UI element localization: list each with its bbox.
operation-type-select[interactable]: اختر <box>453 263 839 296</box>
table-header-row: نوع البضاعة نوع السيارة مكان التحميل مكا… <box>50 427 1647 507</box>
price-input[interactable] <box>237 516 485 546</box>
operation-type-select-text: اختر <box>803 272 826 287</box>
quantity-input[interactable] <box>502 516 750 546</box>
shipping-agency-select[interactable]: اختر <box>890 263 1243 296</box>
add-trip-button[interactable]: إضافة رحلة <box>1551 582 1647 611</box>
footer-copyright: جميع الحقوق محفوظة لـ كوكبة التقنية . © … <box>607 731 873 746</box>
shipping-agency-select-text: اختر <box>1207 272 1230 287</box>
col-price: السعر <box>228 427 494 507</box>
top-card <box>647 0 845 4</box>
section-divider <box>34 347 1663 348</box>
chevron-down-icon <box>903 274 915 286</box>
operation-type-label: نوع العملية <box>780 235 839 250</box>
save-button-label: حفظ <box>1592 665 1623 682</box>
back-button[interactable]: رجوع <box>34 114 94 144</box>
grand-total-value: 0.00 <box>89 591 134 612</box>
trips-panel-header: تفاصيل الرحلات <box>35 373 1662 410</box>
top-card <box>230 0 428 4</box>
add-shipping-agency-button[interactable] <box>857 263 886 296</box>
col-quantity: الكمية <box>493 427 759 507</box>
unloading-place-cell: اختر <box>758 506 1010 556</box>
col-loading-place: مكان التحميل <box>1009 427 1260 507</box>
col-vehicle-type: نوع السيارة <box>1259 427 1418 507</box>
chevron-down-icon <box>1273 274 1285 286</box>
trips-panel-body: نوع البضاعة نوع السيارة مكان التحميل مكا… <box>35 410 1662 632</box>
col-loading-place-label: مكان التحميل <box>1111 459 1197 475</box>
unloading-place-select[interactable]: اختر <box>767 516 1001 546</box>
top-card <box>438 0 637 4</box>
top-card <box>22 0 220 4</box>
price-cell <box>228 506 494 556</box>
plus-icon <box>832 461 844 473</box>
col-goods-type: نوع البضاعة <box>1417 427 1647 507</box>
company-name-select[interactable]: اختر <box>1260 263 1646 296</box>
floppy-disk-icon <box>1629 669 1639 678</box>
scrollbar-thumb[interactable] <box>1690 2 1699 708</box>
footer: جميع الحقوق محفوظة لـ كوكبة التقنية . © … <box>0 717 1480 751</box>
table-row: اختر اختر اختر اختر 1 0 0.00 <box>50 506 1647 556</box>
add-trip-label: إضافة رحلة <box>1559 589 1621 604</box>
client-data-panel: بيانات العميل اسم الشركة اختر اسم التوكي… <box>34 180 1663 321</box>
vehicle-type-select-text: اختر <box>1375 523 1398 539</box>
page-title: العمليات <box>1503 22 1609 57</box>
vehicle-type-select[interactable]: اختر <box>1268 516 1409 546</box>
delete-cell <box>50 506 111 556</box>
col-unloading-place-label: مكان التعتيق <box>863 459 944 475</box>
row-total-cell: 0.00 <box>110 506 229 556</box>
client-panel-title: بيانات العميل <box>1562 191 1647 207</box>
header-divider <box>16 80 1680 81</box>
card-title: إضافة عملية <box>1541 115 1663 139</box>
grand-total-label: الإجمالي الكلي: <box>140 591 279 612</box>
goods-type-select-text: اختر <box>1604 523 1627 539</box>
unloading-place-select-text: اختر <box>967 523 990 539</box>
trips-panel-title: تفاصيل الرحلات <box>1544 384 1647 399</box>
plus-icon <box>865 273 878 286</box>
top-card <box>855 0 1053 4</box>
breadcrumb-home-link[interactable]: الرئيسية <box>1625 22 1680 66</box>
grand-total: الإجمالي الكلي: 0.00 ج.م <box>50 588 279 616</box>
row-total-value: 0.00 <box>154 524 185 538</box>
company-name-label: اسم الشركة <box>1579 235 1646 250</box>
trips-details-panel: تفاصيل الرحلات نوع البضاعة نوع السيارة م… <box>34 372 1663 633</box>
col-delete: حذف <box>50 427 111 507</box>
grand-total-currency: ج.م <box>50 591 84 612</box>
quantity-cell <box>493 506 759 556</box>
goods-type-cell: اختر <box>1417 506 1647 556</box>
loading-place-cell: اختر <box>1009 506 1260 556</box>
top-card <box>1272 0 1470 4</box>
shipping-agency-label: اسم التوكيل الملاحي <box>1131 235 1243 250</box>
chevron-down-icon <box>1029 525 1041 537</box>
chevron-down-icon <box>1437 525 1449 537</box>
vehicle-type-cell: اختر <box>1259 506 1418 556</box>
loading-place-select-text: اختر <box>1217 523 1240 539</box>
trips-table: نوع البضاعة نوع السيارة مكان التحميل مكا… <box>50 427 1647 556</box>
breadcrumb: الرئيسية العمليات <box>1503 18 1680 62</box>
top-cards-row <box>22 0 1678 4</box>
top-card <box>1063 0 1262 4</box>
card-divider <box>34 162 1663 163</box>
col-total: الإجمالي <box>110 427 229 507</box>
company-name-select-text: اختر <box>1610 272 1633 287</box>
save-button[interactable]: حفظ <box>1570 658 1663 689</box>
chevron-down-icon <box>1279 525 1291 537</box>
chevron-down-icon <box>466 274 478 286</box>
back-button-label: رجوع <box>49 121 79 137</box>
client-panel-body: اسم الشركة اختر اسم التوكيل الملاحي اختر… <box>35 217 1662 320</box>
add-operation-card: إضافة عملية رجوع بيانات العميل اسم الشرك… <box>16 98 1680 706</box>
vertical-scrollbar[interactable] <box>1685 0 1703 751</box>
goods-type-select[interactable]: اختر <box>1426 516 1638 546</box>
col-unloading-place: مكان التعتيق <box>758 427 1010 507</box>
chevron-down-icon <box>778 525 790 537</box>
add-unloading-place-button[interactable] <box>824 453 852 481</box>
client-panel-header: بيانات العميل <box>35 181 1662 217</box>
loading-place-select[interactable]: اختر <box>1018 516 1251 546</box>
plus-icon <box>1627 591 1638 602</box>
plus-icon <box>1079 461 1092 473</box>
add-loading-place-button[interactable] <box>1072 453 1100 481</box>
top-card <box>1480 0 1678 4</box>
* * * * * * * * *
- **Written task**: Change "price-input" to "cost-input" in the stretch from the start of the data through the line that contains "quantity-input[interactable] <box>502 516", and give that stretch again with nothing else altered.

- **Expected answer**:
UI element localization: list each with its bbox.
operation-type-select[interactable]: اختر <box>453 263 839 296</box>
table-header-row: نوع البضاعة نوع السيارة مكان التحميل مكا… <box>50 427 1647 507</box>
cost-input[interactable] <box>237 516 485 546</box>
operation-type-select-text: اختر <box>803 272 826 287</box>
quantity-input[interactable] <box>502 516 750 546</box>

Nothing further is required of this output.